What is required: Under this task are some entries; return every one of them exactly.

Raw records
^^^^^^^^^^^^^^^^

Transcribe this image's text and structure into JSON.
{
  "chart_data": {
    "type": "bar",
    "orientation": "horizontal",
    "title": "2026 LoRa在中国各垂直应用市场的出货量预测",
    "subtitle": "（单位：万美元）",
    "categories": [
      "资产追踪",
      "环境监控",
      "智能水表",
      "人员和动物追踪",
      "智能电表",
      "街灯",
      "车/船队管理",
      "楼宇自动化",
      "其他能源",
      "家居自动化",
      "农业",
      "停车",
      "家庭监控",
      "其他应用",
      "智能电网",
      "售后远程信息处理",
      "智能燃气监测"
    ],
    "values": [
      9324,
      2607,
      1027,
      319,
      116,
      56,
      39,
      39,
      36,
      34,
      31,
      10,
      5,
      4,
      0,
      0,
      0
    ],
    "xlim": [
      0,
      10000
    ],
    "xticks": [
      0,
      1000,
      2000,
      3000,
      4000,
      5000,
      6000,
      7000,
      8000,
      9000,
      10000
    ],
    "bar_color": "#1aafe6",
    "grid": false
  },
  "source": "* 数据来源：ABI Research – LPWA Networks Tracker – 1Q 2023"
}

^^^^^^^^^^^^^^^^

Reply to the task:
Transcribe this image's text and structure into JSON.
{
  "chart_data": {
    "type": "bar",
    "orientation": "horizontal",
    "title": "2026 LoRa在中国各垂直应用市场的出货量预测",
    "subtitle": "（单位：万美元）",
    "categories": [
      "资产追踪",
      "环境监控",
      "智能水表",
      "人员和动物追踪",
      "智能电表",
      "街灯",
      "车/船队管理",
      "楼宇自动化",
      "其他能源",
      "家居自动化",
      "农业",
      "停车",
      "家庭监控",
      "其他应用",
      "智能电网",
      "售后远程信息处理",
      "智能燃气监测"
    ],
    "values": [
      9324,
      2607,
      1027,
      319,
      116,
      56,
      39,
      39,
      36,
      34,
      31,
      10,
      5,
      4,
      0,
      0,
      0
    ],
    "xlim": [
      0,
      10000
    ],
    "xticks": [
      0,
      1000,
      2000,
      3000,
      4000,
      5000,
      6000,
      7000,
      8000,
      9000,
      10000
    ],
    "bar_color": "#1aafe6",
    "grid": false
  },
  "source": "* 数据来源：ABI Research – LPWA Networks Tracker – 1Q 2023"
}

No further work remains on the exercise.